**Directions:** Without the pictures, set down every line of the data exactly.
--------------------
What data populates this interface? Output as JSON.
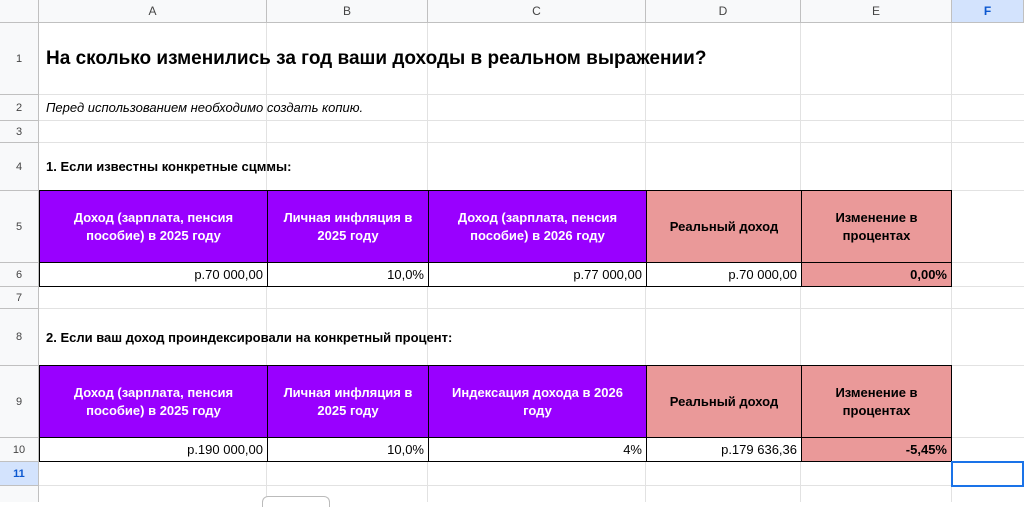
{
  "columns": [
    "A",
    "B",
    "C",
    "D",
    "E",
    "F"
  ],
  "rows": [
    "1",
    "2",
    "3",
    "4",
    "5",
    "6",
    "7",
    "8",
    "9",
    "10",
    "11"
  ],
  "title": "На сколько изменились за год ваши доходы в реальном выражении?",
  "note": "Перед использованием необходимо создать копию.",
  "section1": {
    "heading": "1. Если известны конкретные сцммы:",
    "headers": [
      "Доход (зарплата, пенсия пособие) в 2025 году",
      "Личная инфляция в 2025 году",
      "Доход (зарплата, пенсия пособие) в 2026 году",
      "Реальный доход",
      "Изменение в процентах"
    ],
    "values": [
      "р.70 000,00",
      "10,0%",
      "р.77 000,00",
      "р.70 000,00",
      "0,00%"
    ]
  },
  "section2": {
    "heading": "2. Если ваш доход проиндексировали на конкретный процент:",
    "headers": [
      "Доход (зарплата, пенсия пособие) в 2025 году",
      "Личная инфляция в 2025 году",
      "Индексация дохода в 2026 году",
      "Реальный доход",
      "Изменение в процентах"
    ],
    "values": [
      "р.190 000,00",
      "10,0%",
      "4%",
      "р.179 636,36",
      "-5,45%"
    ]
  },
  "selected_cell": "F11",
  "colors": {
    "purple_header": "#9900ff",
    "pink_header": "#ea9999",
    "selection": "#1a73e8"
  }
}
--------------------
**Right answer:**
What data populates this interface? Output as JSON.
{
  "columns": [
    "A",
    "B",
    "C",
    "D",
    "E",
    "F"
  ],
  "rows": [
    "1",
    "2",
    "3",
    "4",
    "5",
    "6",
    "7",
    "8",
    "9",
    "10",
    "11"
  ],
  "title": "На сколько изменились за год ваши доходы в реальном выражении?",
  "note": "Перед использованием необходимо создать копию.",
  "section1": {
    "heading": "1. Если известны конкретные сцммы:",
    "headers": [
      "Доход (зарплата, пенсия пособие) в 2025 году",
      "Личная инфляция в 2025 году",
      "Доход (зарплата, пенсия пособие) в 2026 году",
      "Реальный доход",
      "Изменение в процентах"
    ],
    "values": [
      "р.70 000,00",
      "10,0%",
      "р.77 000,00",
      "р.70 000,00",
      "0,00%"
    ]
  },
  "section2": {
    "heading": "2. Если ваш доход проиндексировали на конкретный процент:",
    "headers": [
      "Доход (зарплата, пенсия пособие) в 2025 году",
      "Личная инфляция в 2025 году",
      "Индексация дохода в 2026 году",
      "Реальный доход",
      "Изменение в процентах"
    ],
    "values": [
      "р.190 000,00",
      "10,0%",
      "4%",
      "р.179 636,36",
      "-5,45%"
    ]
  },
  "selected_cell": "F11",
  "colors": {
    "purple_header": "#9900ff",
    "pink_header": "#ea9999",
    "selection": "#1a73e8"
  }
}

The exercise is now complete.